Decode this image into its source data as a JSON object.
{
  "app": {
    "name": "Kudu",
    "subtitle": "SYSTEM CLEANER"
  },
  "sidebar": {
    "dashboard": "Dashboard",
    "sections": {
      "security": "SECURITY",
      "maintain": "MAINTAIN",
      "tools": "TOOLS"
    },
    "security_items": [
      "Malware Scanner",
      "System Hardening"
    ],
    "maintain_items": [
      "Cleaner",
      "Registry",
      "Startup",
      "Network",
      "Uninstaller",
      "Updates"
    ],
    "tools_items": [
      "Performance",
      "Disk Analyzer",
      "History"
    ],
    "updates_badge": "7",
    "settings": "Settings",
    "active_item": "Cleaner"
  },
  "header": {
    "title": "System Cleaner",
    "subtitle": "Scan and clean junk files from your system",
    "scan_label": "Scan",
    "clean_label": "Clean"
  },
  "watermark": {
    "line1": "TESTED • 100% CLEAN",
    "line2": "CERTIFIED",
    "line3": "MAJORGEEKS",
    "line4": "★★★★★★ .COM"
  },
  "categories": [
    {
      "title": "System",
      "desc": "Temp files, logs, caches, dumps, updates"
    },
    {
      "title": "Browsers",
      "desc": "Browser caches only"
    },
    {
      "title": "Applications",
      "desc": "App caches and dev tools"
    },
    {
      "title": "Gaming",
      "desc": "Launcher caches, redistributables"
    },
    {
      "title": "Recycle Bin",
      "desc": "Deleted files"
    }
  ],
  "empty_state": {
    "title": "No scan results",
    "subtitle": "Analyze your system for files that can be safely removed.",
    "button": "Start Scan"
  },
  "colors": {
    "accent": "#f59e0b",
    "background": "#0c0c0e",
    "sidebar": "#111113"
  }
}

(Set task): Look over the listing above. Pick out and copy every line that includes "files".

(The completed task):
    "subtitle": "Scan and clean junk files from your system",
      "desc": "Temp files, logs, caches, dumps, updates"
      "desc": "Deleted files"
    "subtitle": "Analyze your system for files that can be safely removed.",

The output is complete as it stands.